▶ To be done: Can you pull out each line of the data below that includes the word "JSON"?

* start *

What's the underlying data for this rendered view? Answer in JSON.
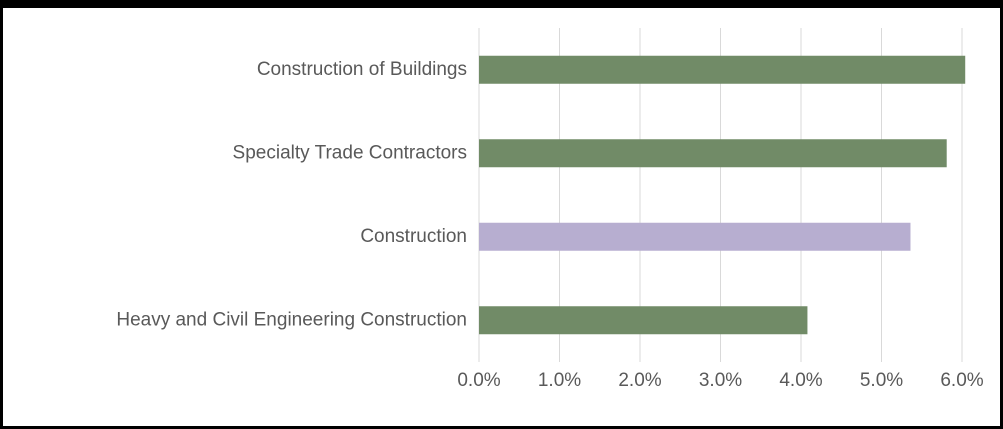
{
  "chart_data": {
    "type": "bar",
    "orientation": "horizontal",
    "categories": [
      "Construction of Buildings",
      "Specialty Trade Contractors",
      "Construction",
      "Heavy and Civil Engineering Construction"
    ],
    "values": [
      6.04,
      5.81,
      5.36,
      4.08
    ],
    "colors": [
      "#718b67",
      "#718b67",
      "#b7aed0",
      "#718b67"
    ],
    "xlim": [
      0,
      6
    ],
    "xticks": [
      {
        "value": 0,
        "label": "0.0%"
      },
      {
        "value": 1,
        "label": "1.0%"
      },
      {
        "value": 2,
        "label": "2.0%"
      },
      {
        "value": 3,
        "label": "3.0%"
      },
      {
        "value": 4,
        "label": "4.0%"
      },
      {
        "value": 5,
        "label": "5.0%"
      },
      {
        "value": 6,
        "label": "6.0%"
      }
    ],
    "grid": true
  }
}
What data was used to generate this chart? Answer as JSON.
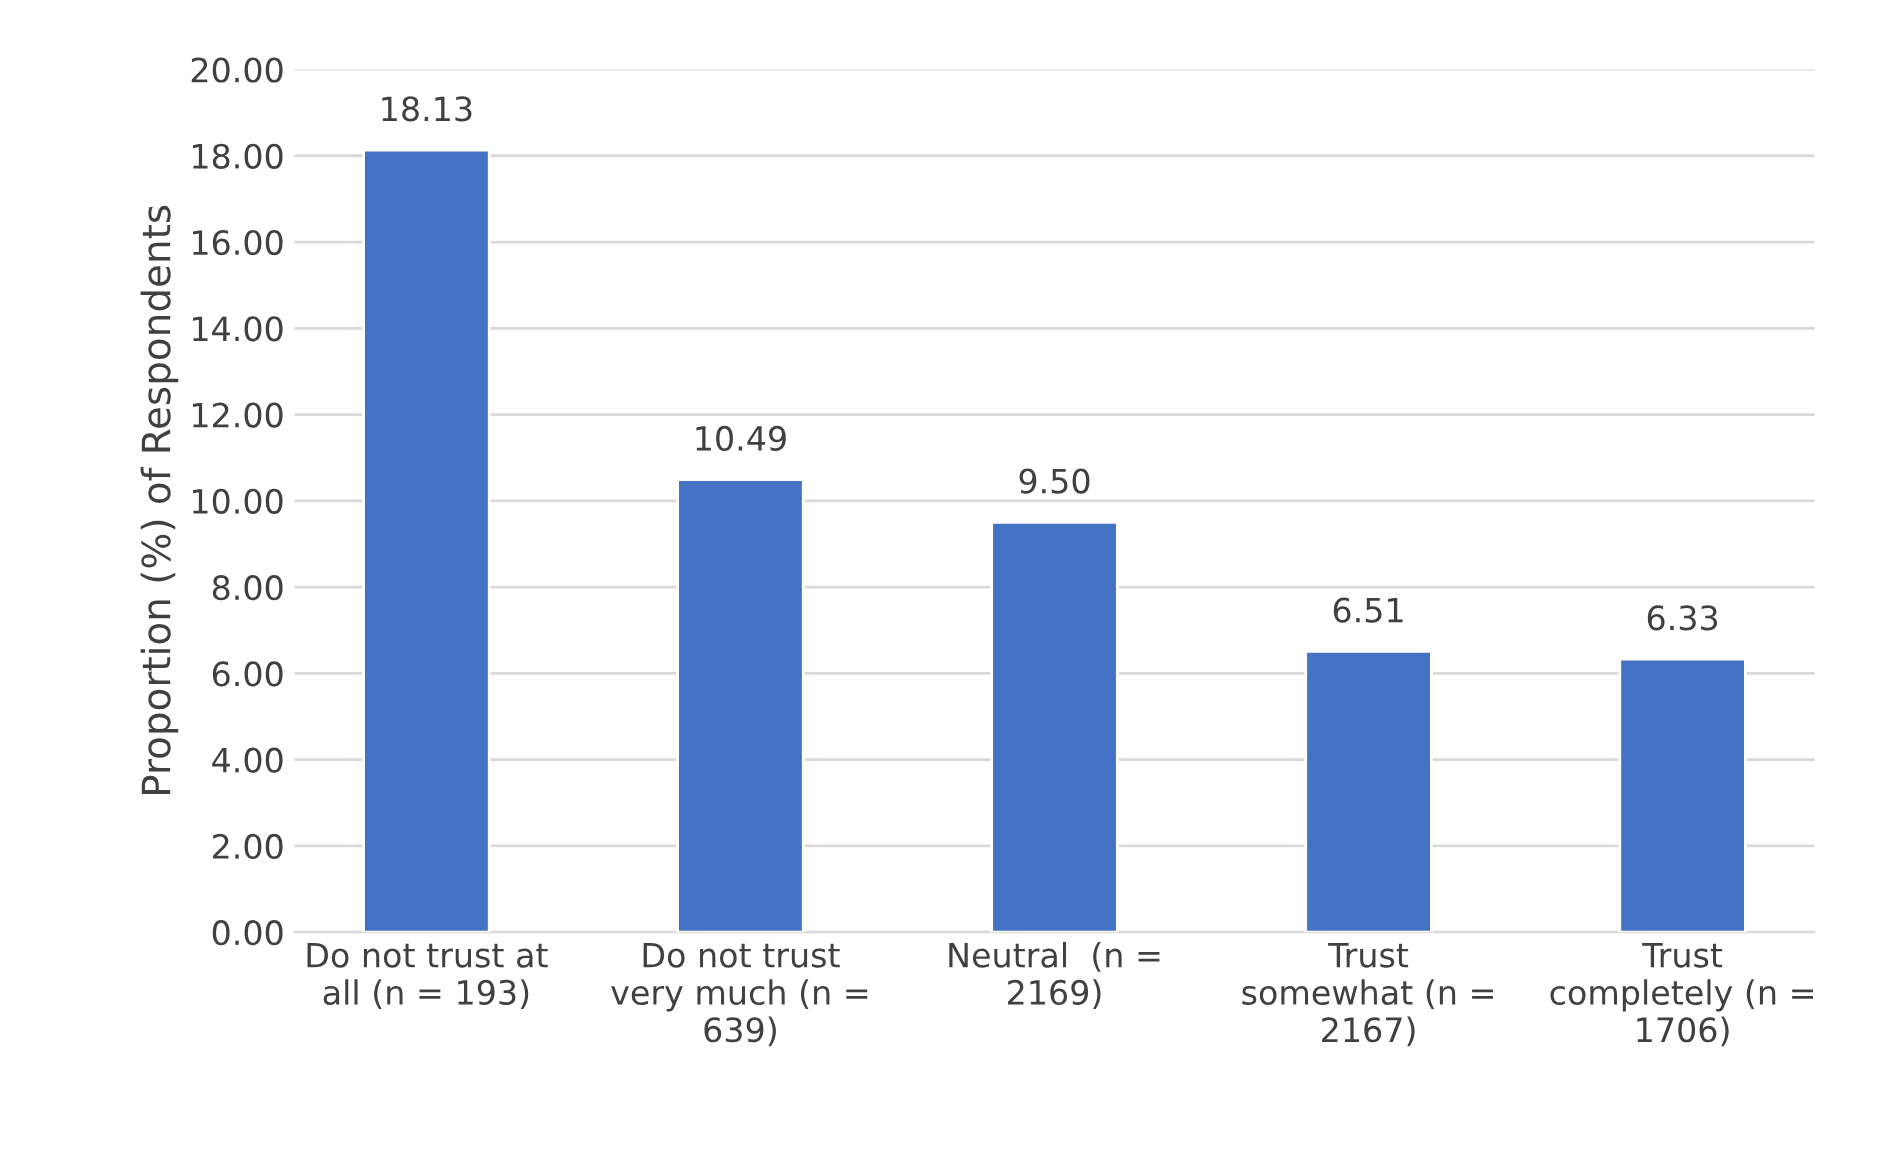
{
  "chart_data": {
    "type": "bar",
    "ylabel": "Proportion (%) of Respondents",
    "categories": [
      "Do not trust at\nall (n = 193)",
      "Do not trust\nvery much (n =\n639)",
      "Neutral  (n =\n2169)",
      "Trust\nsomewhat (n =\n2167)",
      "Trust\ncompletely (n =\n1706)"
    ],
    "values": [
      18.13,
      10.49,
      9.5,
      6.51,
      6.33
    ],
    "value_labels": [
      "18.13",
      "10.49",
      "9.50",
      "6.51",
      "6.33"
    ],
    "color": "#4472c4",
    "ylim": [
      0,
      20
    ],
    "yticks": [
      {
        "value": 0,
        "label": "0.00"
      },
      {
        "value": 2,
        "label": "2.00"
      },
      {
        "value": 4,
        "label": "4.00"
      },
      {
        "value": 6,
        "label": "6.00"
      },
      {
        "value": 8,
        "label": "8.00"
      },
      {
        "value": 10,
        "label": "10.00"
      },
      {
        "value": 12,
        "label": "12.00"
      },
      {
        "value": 14,
        "label": "14.00"
      },
      {
        "value": 16,
        "label": "16.00"
      },
      {
        "value": 18,
        "label": "18.00"
      },
      {
        "value": 20,
        "label": "20.00"
      }
    ],
    "grid": "y",
    "legend": false
  }
}
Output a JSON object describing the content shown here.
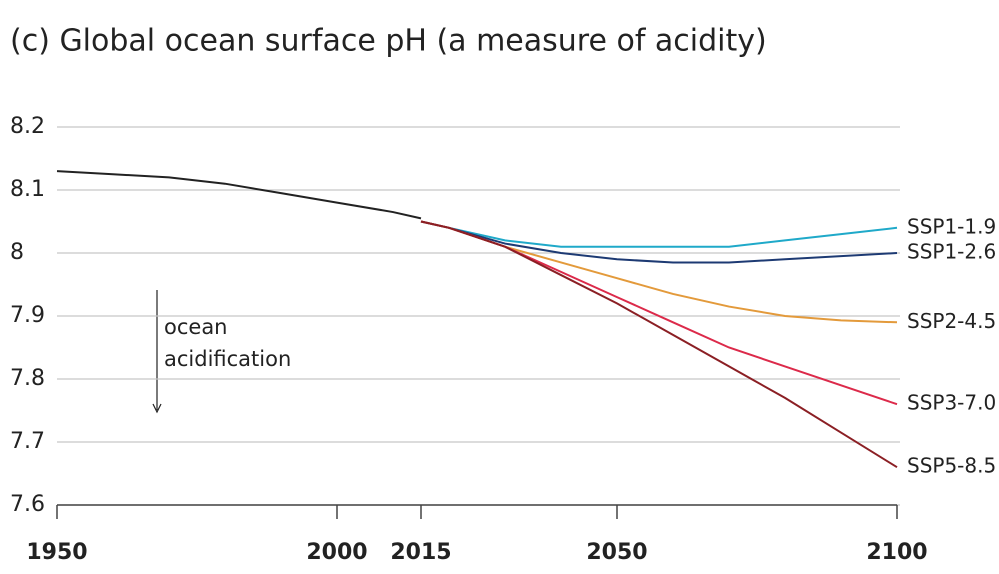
{
  "chart_data": {
    "type": "line",
    "title": "(c) Global ocean surface pH (a measure of acidity)",
    "annotation": [
      "ocean",
      "acidification"
    ],
    "xlim": [
      1950,
      2100
    ],
    "xticks": [
      1950,
      2000,
      2015,
      2050,
      2100
    ],
    "ylim": [
      7.6,
      8.2
    ],
    "yticks": [
      7.6,
      7.7,
      7.8,
      7.9,
      8.0,
      8.1,
      8.2
    ],
    "grid": true,
    "series": [
      {
        "name": null,
        "color": "#222222",
        "x": [
          1950,
          1960,
          1970,
          1980,
          1990,
          2000,
          2010,
          2015
        ],
        "values": [
          8.13,
          8.125,
          8.12,
          8.11,
          8.095,
          8.08,
          8.065,
          8.055
        ]
      },
      {
        "name": "SSP1-1.9",
        "color": "#1fa9c9",
        "x": [
          2015,
          2020,
          2030,
          2040,
          2050,
          2060,
          2070,
          2080,
          2090,
          2100
        ],
        "values": [
          8.05,
          8.04,
          8.02,
          8.01,
          8.01,
          8.01,
          8.01,
          8.02,
          8.03,
          8.04
        ]
      },
      {
        "name": "SSP1-2.6",
        "color": "#1d3a73",
        "x": [
          2015,
          2020,
          2030,
          2040,
          2050,
          2060,
          2070,
          2080,
          2090,
          2100
        ],
        "values": [
          8.05,
          8.04,
          8.015,
          8.0,
          7.99,
          7.985,
          7.985,
          7.99,
          7.995,
          8.0
        ]
      },
      {
        "name": "SSP2-4.5",
        "color": "#e39a3b",
        "x": [
          2015,
          2020,
          2030,
          2040,
          2050,
          2060,
          2070,
          2080,
          2090,
          2100
        ],
        "values": [
          8.05,
          8.04,
          8.01,
          7.985,
          7.96,
          7.935,
          7.915,
          7.9,
          7.893,
          7.89
        ]
      },
      {
        "name": "SSP3-7.0",
        "color": "#dc2a4a",
        "x": [
          2015,
          2020,
          2030,
          2040,
          2050,
          2060,
          2070,
          2080,
          2090,
          2100
        ],
        "values": [
          8.05,
          8.04,
          8.01,
          7.97,
          7.93,
          7.89,
          7.85,
          7.82,
          7.79,
          7.76
        ]
      },
      {
        "name": "SSP5-8.5",
        "color": "#8b1f24",
        "x": [
          2015,
          2020,
          2030,
          2040,
          2050,
          2060,
          2070,
          2080,
          2090,
          2100
        ],
        "values": [
          8.05,
          8.04,
          8.01,
          7.965,
          7.92,
          7.87,
          7.82,
          7.77,
          7.715,
          7.66
        ]
      }
    ]
  }
}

* end *

▶ Solved exercise:
What's the underlying data for this rendered view? Answer in JSON.
What data was used to generate this chart? Answer as JSON.
Output a JSON object describing the content shown here.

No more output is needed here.